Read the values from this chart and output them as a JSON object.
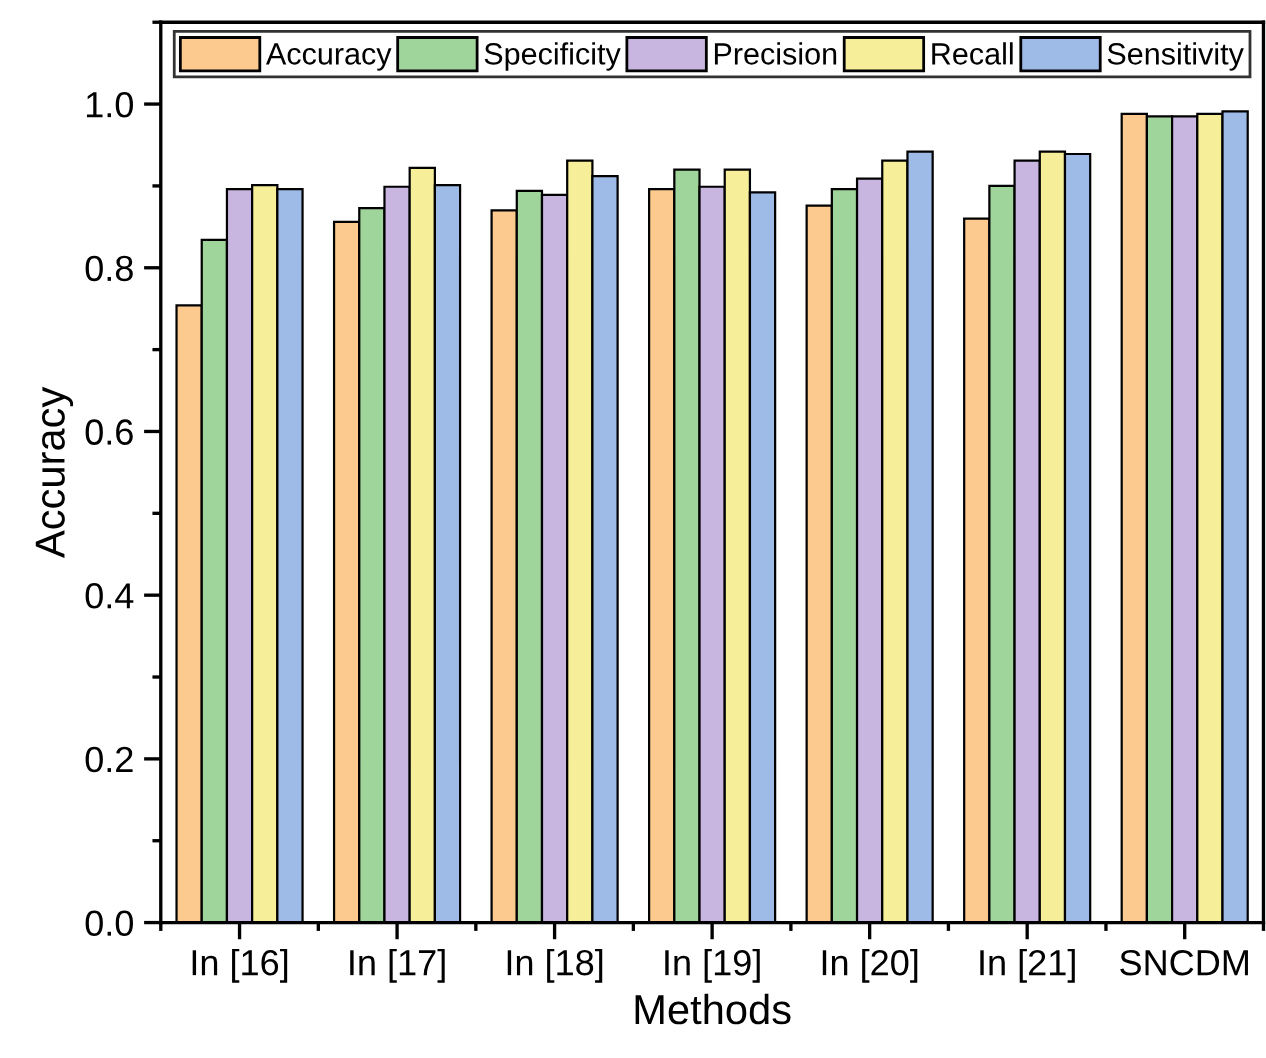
{
  "chart_data": {
    "type": "bar",
    "xlabel": "Methods",
    "ylabel": "Accuracy",
    "categories": [
      "In [16]",
      "In [17]",
      "In [18]",
      "In [19]",
      "In [20]",
      "In [21]",
      "SNCDM"
    ],
    "series": [
      {
        "name": "Accuracy",
        "color": "#fcc98f",
        "values": [
          0.754,
          0.856,
          0.87,
          0.896,
          0.876,
          0.86,
          0.988
        ]
      },
      {
        "name": "Specificity",
        "color": "#9fd49a",
        "values": [
          0.834,
          0.873,
          0.894,
          0.92,
          0.896,
          0.9,
          0.985
        ]
      },
      {
        "name": "Precision",
        "color": "#c9b6e0",
        "values": [
          0.896,
          0.899,
          0.889,
          0.899,
          0.909,
          0.931,
          0.985
        ]
      },
      {
        "name": "Recall",
        "color": "#f7ee9a",
        "values": [
          0.901,
          0.922,
          0.931,
          0.92,
          0.931,
          0.942,
          0.988
        ]
      },
      {
        "name": "Sensitivity",
        "color": "#9dbbe6",
        "values": [
          0.896,
          0.901,
          0.912,
          0.892,
          0.942,
          0.939,
          0.991
        ]
      }
    ],
    "ylim": [
      0,
      1.1
    ],
    "yticks": [
      {
        "value": 0,
        "label": "0.0"
      },
      {
        "value": 0.2,
        "label": "0.2"
      },
      {
        "value": 0.4,
        "label": "0.4"
      },
      {
        "value": 0.6,
        "label": "0.6"
      },
      {
        "value": 0.8,
        "label": "0.8"
      },
      {
        "value": 1.0,
        "label": "1.0"
      }
    ],
    "grid": false,
    "legend": "top"
  }
}
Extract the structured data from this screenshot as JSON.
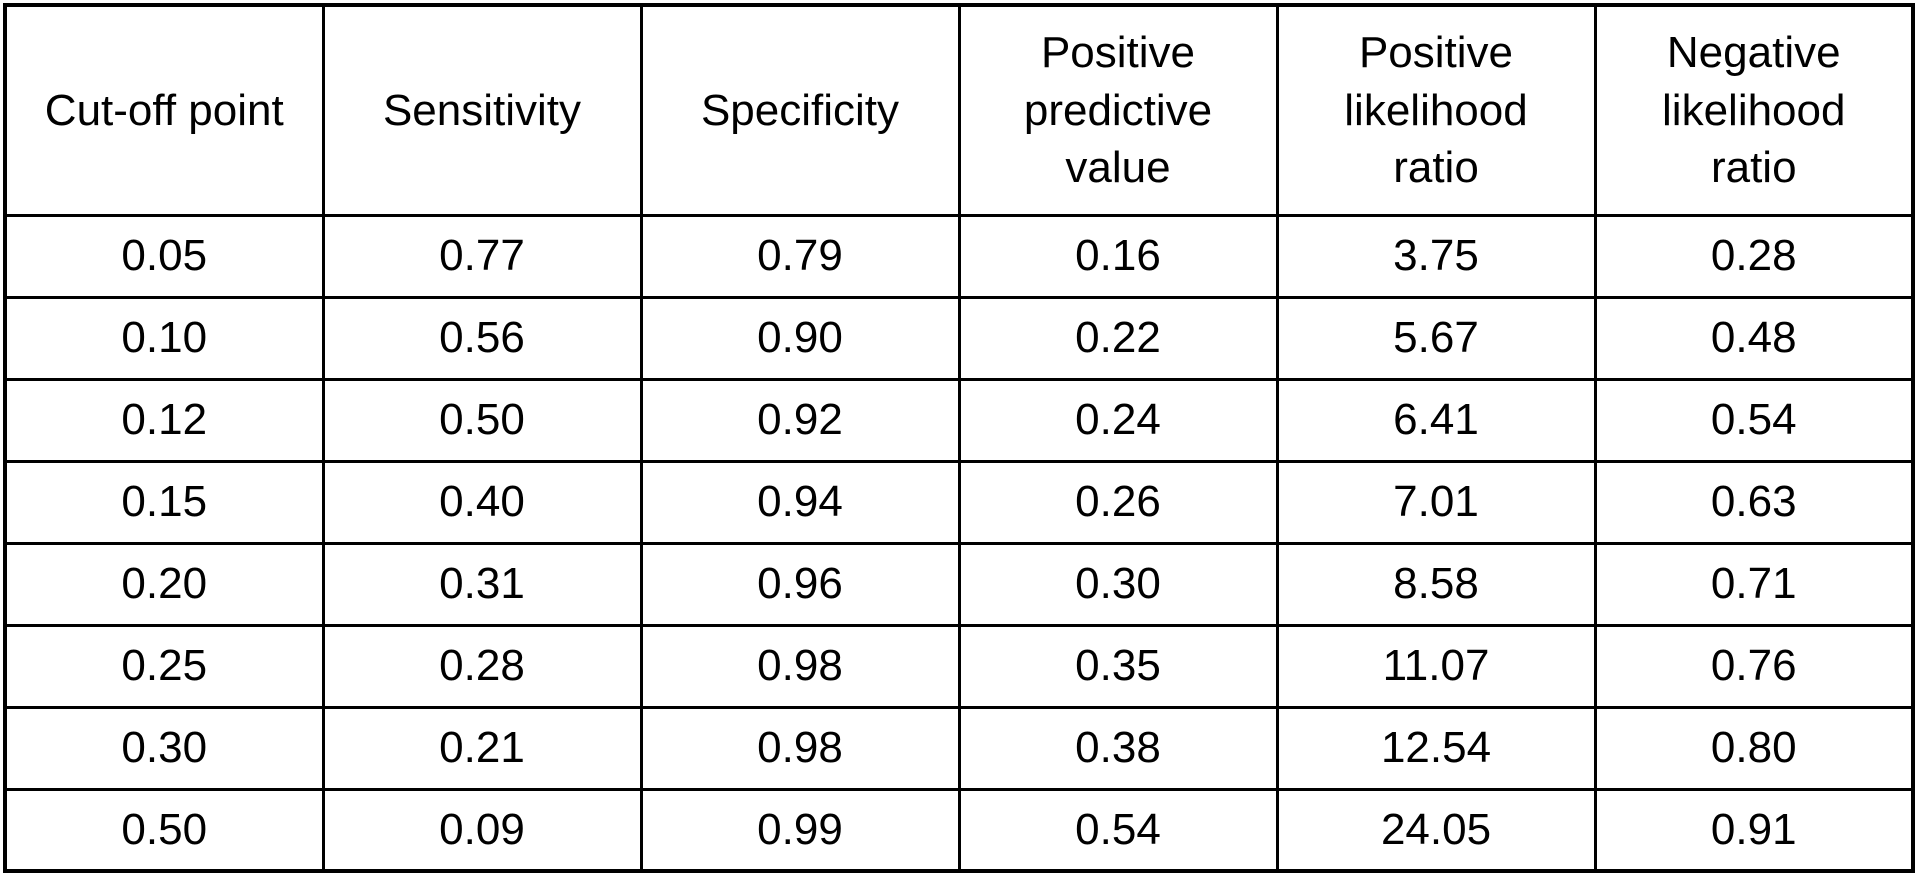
{
  "table": {
    "headers": [
      "Cut-off point",
      "Sensitivity",
      "Specificity",
      "Positive\npredictive\nvalue",
      "Positive\nlikelihood\nratio",
      "Negative\nlikelihood\nratio"
    ],
    "rows": [
      [
        "0.05",
        "0.77",
        "0.79",
        "0.16",
        "3.75",
        "0.28"
      ],
      [
        "0.10",
        "0.56",
        "0.90",
        "0.22",
        "5.67",
        "0.48"
      ],
      [
        "0.12",
        "0.50",
        "0.92",
        "0.24",
        "6.41",
        "0.54"
      ],
      [
        "0.15",
        "0.40",
        "0.94",
        "0.26",
        "7.01",
        "0.63"
      ],
      [
        "0.20",
        "0.31",
        "0.96",
        "0.30",
        "8.58",
        "0.71"
      ],
      [
        "0.25",
        "0.28",
        "0.98",
        "0.35",
        "11.07",
        "0.76"
      ],
      [
        "0.30",
        "0.21",
        "0.98",
        "0.38",
        "12.54",
        "0.80"
      ],
      [
        "0.50",
        "0.09",
        "0.99",
        "0.54",
        "24.05",
        "0.91"
      ]
    ],
    "colors": {
      "border": "#000000",
      "text": "#000000",
      "background": "#ffffff"
    }
  },
  "chart_data": {
    "type": "table",
    "columns": [
      "Cut-off point",
      "Sensitivity",
      "Specificity",
      "Positive predictive value",
      "Positive likelihood ratio",
      "Negative likelihood ratio"
    ],
    "rows": [
      [
        0.05,
        0.77,
        0.79,
        0.16,
        3.75,
        0.28
      ],
      [
        0.1,
        0.56,
        0.9,
        0.22,
        5.67,
        0.48
      ],
      [
        0.12,
        0.5,
        0.92,
        0.24,
        6.41,
        0.54
      ],
      [
        0.15,
        0.4,
        0.94,
        0.26,
        7.01,
        0.63
      ],
      [
        0.2,
        0.31,
        0.96,
        0.3,
        8.58,
        0.71
      ],
      [
        0.25,
        0.28,
        0.98,
        0.35,
        11.07,
        0.76
      ],
      [
        0.3,
        0.21,
        0.98,
        0.38,
        12.54,
        0.8
      ],
      [
        0.5,
        0.09,
        0.99,
        0.54,
        24.05,
        0.91
      ]
    ]
  }
}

⁂

» **GOAL OF THE EXERCISE**
Pull out each line of the listing that holds the string "nratio".

» **ANSWER**
      "Positive\nlikelihood\nratio",
      "Negative\nlikelihood\nratio"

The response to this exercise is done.